**TASK DESCRIPTION**
Please output the items starting at the line containing "option-b (79, 1178, 395, 1202)" and ending at the line containing "option-letter: c) (79, 1221, 97, 1244)", repeating each one exactly.

------ EXTRACTED RECORDS ------

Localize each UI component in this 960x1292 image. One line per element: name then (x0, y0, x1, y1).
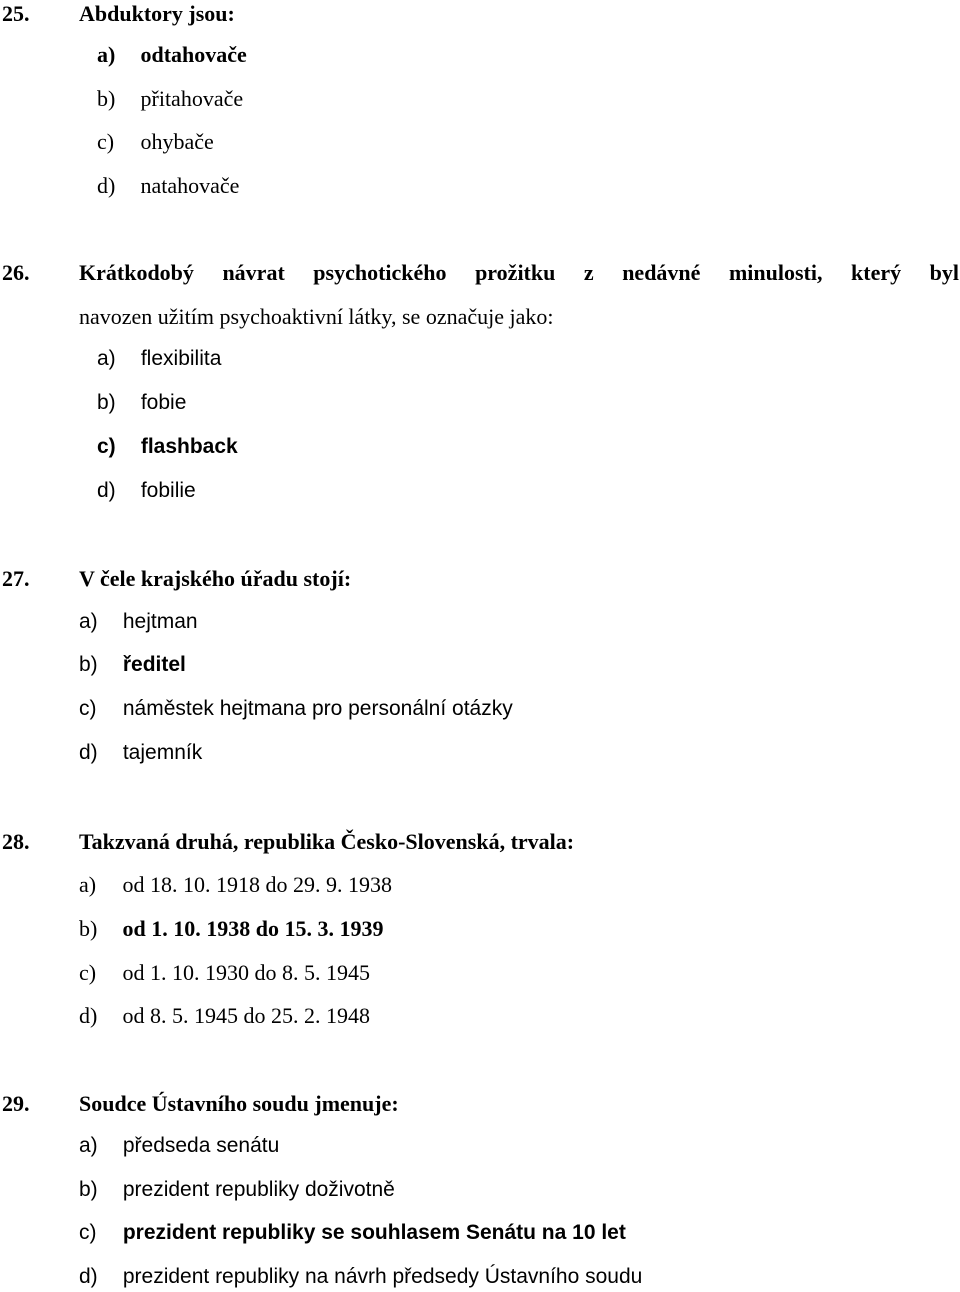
option-b (79, 1178, 395, 1202)
option-c (79, 1221, 626, 1245)
option-letter: b) (97, 391, 116, 414)
option-letter: d) (79, 1265, 98, 1288)
option-text: od 18. 10. 1918 do 29. 9. 1938 (122, 872, 392, 897)
question-number: 26. (2, 260, 30, 285)
option-text: odtahovače (140, 42, 247, 67)
option-letter: c) (79, 1221, 97, 1244)
question-text: Soudce Ústavního soudu jmenuje: (79, 1091, 399, 1116)
option-letter: a) (79, 872, 97, 897)
option-letter: d) (79, 1003, 98, 1028)
option-text: předseda senátu (122, 1134, 280, 1157)
option-c (79, 960, 370, 986)
option-letter: b) (97, 86, 116, 111)
option-a (79, 872, 392, 898)
question-text-line-1: Krátkodobý návrat psychotického prožitku z nedávné minulosti, který byl (79, 260, 959, 285)
option-b (79, 653, 186, 677)
question-number: 29. (2, 1091, 30, 1116)
option-letter: b) (79, 1178, 98, 1201)
option-letter: d) (79, 741, 98, 764)
question-text: V čele krajského úřadu stojí: (79, 566, 352, 591)
question-number: 28. (2, 829, 30, 854)
option-letter: a) (79, 1134, 98, 1157)
option-b (97, 86, 243, 112)
option-d (79, 1003, 370, 1029)
option-text: flashback (140, 435, 238, 458)
option-a (97, 42, 247, 68)
option-letter: c) (79, 697, 97, 720)
option-text: přitahovače (140, 86, 244, 111)
option-text: natahovače (140, 173, 240, 198)
option-text: fobie (140, 391, 187, 414)
option-text: náměstek hejtmana pro personální otázky (122, 697, 513, 720)
option-a (79, 610, 198, 634)
option-d (79, 1265, 642, 1289)
option-letter: b) (79, 653, 98, 676)
option-a (79, 1134, 279, 1158)
option-d (97, 479, 196, 503)
option-d (97, 173, 239, 199)
option-c (97, 129, 214, 155)
question-number: 25. (2, 1, 30, 26)
question-text: Takzvaná druhá, republika Česko-Slovenská, trvala: (79, 829, 575, 854)
option-b (79, 916, 383, 942)
option-c (97, 435, 238, 459)
option-letter: d) (97, 173, 116, 198)
option-letter: a) (79, 610, 98, 633)
option-text: od 8. 5. 1945 do 25. 2. 1948 (122, 1003, 370, 1028)
option-text: od 1. 10. 1938 do 15. 3. 1939 (122, 916, 384, 941)
option-text: prezident republiky se souhlasem Senátu na 10 let (122, 1221, 626, 1244)
question-text-line-2: navozen užitím psychoaktivní látky, se označuje jako: (79, 304, 554, 329)
option-text: fobilie (140, 479, 196, 502)
option-text: ohybače (140, 129, 214, 154)
option-letter: b) (79, 916, 98, 941)
option-letter: a) (97, 42, 116, 67)
question-text: Abduktory jsou: (79, 1, 235, 26)
option-text: od 1. 10. 1930 do 8. 5. 1945 (122, 960, 370, 985)
option-letter: c) (79, 960, 97, 985)
option-b (97, 391, 186, 415)
option-text: tajemník (122, 741, 203, 764)
option-text: flexibilita (140, 347, 222, 370)
option-a (97, 347, 221, 371)
option-letter: d) (97, 479, 116, 502)
question-number: 27. (2, 566, 30, 591)
option-c (79, 697, 513, 721)
option-letter: c) (97, 435, 116, 458)
option-d (79, 741, 202, 765)
option-letter: a) (97, 347, 116, 370)
option-text: prezident republiky doživotně (122, 1178, 395, 1201)
option-text: ředitel (122, 653, 186, 676)
option-text: prezident republiky na návrh předsedy Ústavního soudu (122, 1265, 643, 1288)
option-text: hejtman (122, 610, 198, 633)
option-letter: c) (97, 129, 115, 154)
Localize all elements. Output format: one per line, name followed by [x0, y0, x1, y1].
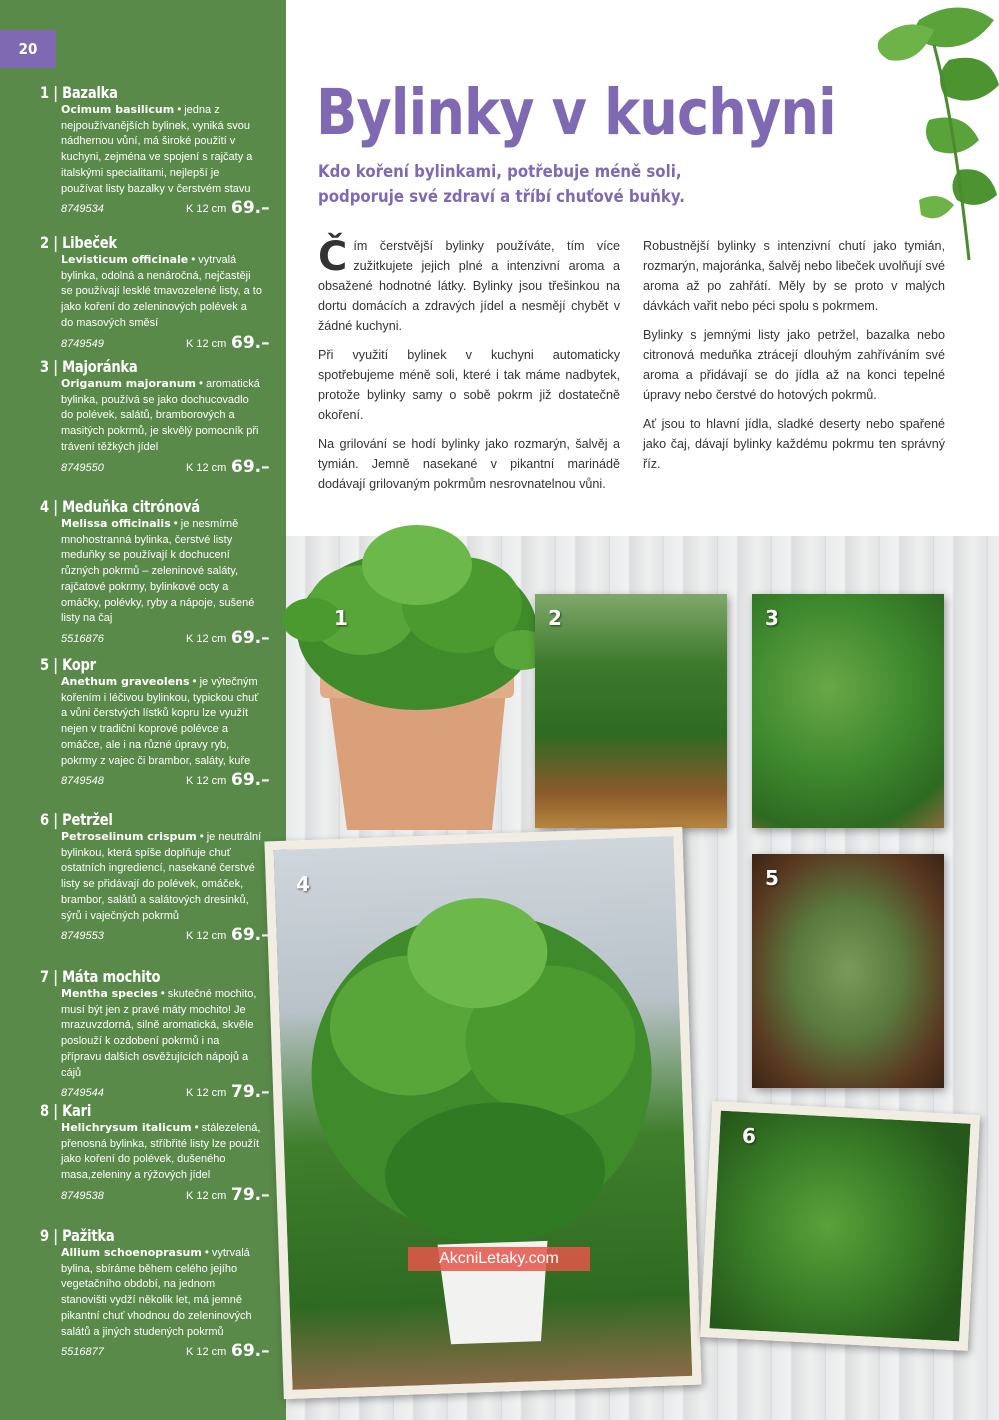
product-price: 79.–	[231, 1082, 270, 1103]
product-footer	[61, 925, 270, 946]
bullet-icon: •	[177, 104, 182, 116]
product-latin-name: Melissa officinalis	[61, 517, 171, 530]
page-headline: Bylinky v kuchyni	[316, 76, 836, 149]
intro-paragraph: Robustnější bylinky s intenzivní chutí jako tymián, rozmarýn, majoránka, šalvěj nebo libeček uvolňují své aroma až po zahřátí. Měly by se proto v malých dávkách vařit nebo péci spolu s pokrmem.	[643, 239, 945, 313]
product-title: 1 | Bazalka	[40, 83, 118, 102]
lemon-balm-plant	[274, 836, 693, 1390]
product-size: K 12 cm	[186, 632, 227, 645]
product-code: 8749544	[61, 1087, 104, 1100]
product-title: 5 | Kopr	[40, 655, 96, 674]
intro-paragraph: Bylinky s jemnými listy jako petržel, bazalka nebo citronová meduňka ztrácejí dlouhým zahříváním své aroma a přidávají se do jídla až na konci tepelné úpravy nebo čerstvé do hotových pokrmů.	[643, 328, 945, 402]
product-footer	[61, 198, 270, 219]
product-price: 69.–	[231, 627, 270, 648]
product-item	[40, 497, 270, 649]
watermark-banner: AkcniLetaky.com	[408, 1247, 590, 1271]
photo-label: 5	[765, 866, 779, 890]
product-item	[40, 357, 270, 478]
product-price: 69.–	[231, 332, 270, 353]
product-size: K 12 cm	[186, 203, 227, 216]
product-size: K 12 cm	[186, 775, 227, 788]
product-footer	[61, 1341, 270, 1362]
product-description-text: aromatická bylinka, používá se jako dochucovadlo do polévek, salátů, bramborových a masitých pokrmů, je skvělý pomocník při trávení těžkých jídel	[61, 378, 260, 453]
product-description	[61, 829, 262, 924]
product-size: K 12 cm	[186, 930, 227, 943]
product-description	[61, 376, 262, 456]
product-description-text: vytrvalá bylinka, odolná a nenáročná, nejčastěji se používají lesklé tmavozelené listy, a to jako koření do zeleninových polévek a do masových směsí	[61, 254, 262, 329]
bullet-icon: •	[192, 676, 197, 688]
product-item	[40, 655, 270, 791]
product-size: K 12 cm	[186, 1346, 227, 1359]
page-subheadline: Kdo koření bylinkami, potřebuje méně soli, podporuje své zdraví a tříbí chuťové buňky.	[318, 162, 685, 207]
marjoram-photo	[752, 594, 944, 828]
photo-label: 2	[548, 606, 562, 630]
intro-paragraph: Ať jsou to hlavní jídla, sladké deserty nebo spařené jako čaj, dávají bylinky každému pokrmu ten správný říz.	[643, 417, 945, 471]
intro-paragraph: Při využití bylinek v kuchyni automaticky spotřebujeme méně soli, které i tak máme nadbytek, protože bylinky samy o sobě pokrm již dostatečně okoření.	[318, 348, 620, 422]
intro-paragraph: Na grilování se hodí bylinky jako rozmarýn, šalvěj a tymián. Jemně nasekané v pikantní marinádě dodávají grilovaným pokrmům nesrovnatelnou vůni.	[318, 437, 620, 491]
product-code: 8749550	[61, 461, 104, 474]
product-size: K 12 cm	[186, 461, 227, 474]
product-title: 9 | Pažitka	[40, 1226, 115, 1245]
bullet-icon: •	[198, 378, 204, 390]
product-description	[61, 986, 262, 1081]
product-title: 2 | Libeček	[40, 233, 117, 252]
product-description-text: jedna z nejpoužívanějších bylinek, vyniká svou nádhernou vůní, má široké použití v kuchyni, zejména ve spojení s rajčaty a italskými specialitami, nejlepší je používat listy bazalky v čerstvém stavu	[61, 104, 253, 195]
intro-column-1	[318, 236, 620, 503]
product-price: 69.–	[231, 925, 270, 946]
product-description	[61, 252, 262, 332]
product-latin-name: Mentha species	[61, 987, 158, 1000]
product-price: 69.–	[231, 770, 270, 791]
product-title: 7 | Máta mochito	[40, 967, 161, 986]
product-latin-name: Levisticum officinale	[61, 253, 189, 266]
product-latin-name: Ocimum basilicum	[61, 103, 175, 116]
product-footer	[61, 627, 270, 649]
product-description-text: je výtečným kořením i léčivou bylinkou, typickou chuť a vůni čerstvých lístků kopru lze využít nejen v tradiční koprové polévce a omáčce, ale i na různé úpravy ryb, pokrmy z vajec či brambor, saláty, kuře	[61, 676, 259, 767]
bullet-icon: •	[194, 1122, 199, 1134]
product-latin-name: Origanum majoranum	[61, 377, 196, 390]
basil-pot-photo	[272, 510, 562, 840]
product-code: 5516877	[61, 1346, 104, 1359]
intro-column-2	[643, 236, 945, 483]
bullet-icon: •	[199, 831, 204, 843]
dill-photo	[752, 854, 944, 1088]
page-number-badge: 20	[0, 30, 56, 68]
product-item	[40, 1226, 270, 1362]
product-description	[61, 1245, 262, 1340]
product-description-text: je nesmírně mnohostranná bylinka, čerstvé listy meduňky se používají k dochucení různých pokrmů – zeleninové saláty, rajčatové pokrmy, bylinkové octy a omáčky, polévky, ryby a nápoje, sušené listy na čaj	[61, 518, 255, 625]
product-price: 69.–	[231, 1341, 270, 1362]
product-item	[40, 83, 270, 219]
product-description	[61, 674, 262, 769]
product-code: 5516876	[61, 632, 104, 645]
product-price: 69.–	[231, 456, 270, 477]
product-title: 8 | Kari	[40, 1101, 92, 1120]
product-latin-name: Petroselinum crispum	[61, 830, 197, 843]
photo-label: 6	[742, 1124, 756, 1148]
lovage-photo	[535, 594, 727, 828]
product-item	[40, 810, 270, 946]
product-description-text: skutečné mochito, musí být jen z pravé máty mochito! Je mrazuvzdorná, silně aromatická, skvěle poslouží k ozdobení pokrmů i na přípravu dalších osvěžujících nápojů a cájů	[61, 988, 257, 1079]
photo-label: 3	[765, 606, 779, 630]
product-footer	[61, 1082, 270, 1103]
bullet-icon: •	[173, 518, 178, 530]
product-item	[40, 967, 270, 1103]
product-description-text: stálezelená, přenosná bylinka, stříbřité listy lze použít jako koření do polévek, dušeného masa,zeleniny a rýžových jídel	[61, 1122, 261, 1182]
product-code: 8749553	[61, 930, 104, 943]
bullet-icon: •	[191, 254, 196, 266]
product-title: 4 | Meduňka citrónová	[40, 497, 200, 516]
product-latin-name: Allium schoenoprasum	[61, 1246, 202, 1259]
intro-paragraph: ím čerstvější bylinky používáte, tím více zužitkujete jejich plné a intenzivní aroma a obsažené hodnotné látky. Bylinky jsou třešinkou na dortu domácích a zdravých jídel a nesmějí chybět v žádné kuchyni.	[318, 239, 620, 333]
product-code: 8749548	[61, 775, 104, 788]
product-latin-name: Helichrysum italicum	[61, 1121, 192, 1134]
herb-leaves-image	[859, 0, 999, 270]
product-footer	[61, 456, 270, 478]
product-footer	[61, 770, 270, 791]
product-size: K 12 cm	[186, 1087, 227, 1100]
lemon-balm-photo	[264, 827, 701, 1399]
product-title: 6 | Petržel	[40, 810, 113, 829]
product-code: 8749549	[61, 337, 104, 350]
product-description	[61, 1120, 262, 1184]
product-footer	[61, 1184, 270, 1206]
product-size: K 12 cm	[186, 1189, 227, 1202]
bullet-icon: •	[160, 988, 165, 1000]
product-price: 69.–	[231, 198, 270, 219]
product-title: 3 | Majoránka	[40, 357, 138, 376]
photo-label: 4	[296, 872, 310, 896]
product-price: 79.–	[231, 1184, 270, 1205]
photo-label: 1	[334, 606, 348, 630]
product-latin-name: Anethum graveolens	[61, 675, 190, 688]
product-footer	[61, 332, 270, 354]
product-description-text: je neutrální bylinkou, která spíše doplňuje chuť ostatních ingrediencí, nasekané čerstvé listy se přidávají do polévek, omáček, brambor, salátů a salátových dresinků, sýrů i vaječných pokrmů	[61, 831, 262, 922]
product-description	[61, 102, 262, 197]
product-description	[61, 516, 262, 627]
product-item	[40, 1101, 270, 1206]
product-description-text: vytrvalá bylina, sbíráme během celého jejího vegetačního období, na jednom stanovišti vydží několik let, má jemně pikantní chuť vhodnou do zeleninových salátů a jiných studených pokrmů	[61, 1247, 252, 1338]
bullet-icon: •	[204, 1247, 209, 1259]
product-item	[40, 233, 270, 354]
product-code: 8749538	[61, 1189, 104, 1202]
product-code: 8749534	[61, 203, 104, 216]
drop-cap: Č	[318, 234, 348, 280]
product-size: K 12 cm	[186, 337, 227, 350]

------

**ANSWER TO THE TASK**
option-b (79, 1178, 395, 1202)
option-c (79, 1221, 626, 1245)
option-letter: b) (97, 391, 116, 414)
option-letter: d) (79, 1265, 98, 1288)
option-text: od 18. 10. 1918 do 29. 9. 1938 (122, 872, 392, 897)
question-number: 26. (2, 260, 30, 285)
option-text: odtahovače (140, 42, 247, 67)
option-letter: c) (79, 1221, 97, 1244)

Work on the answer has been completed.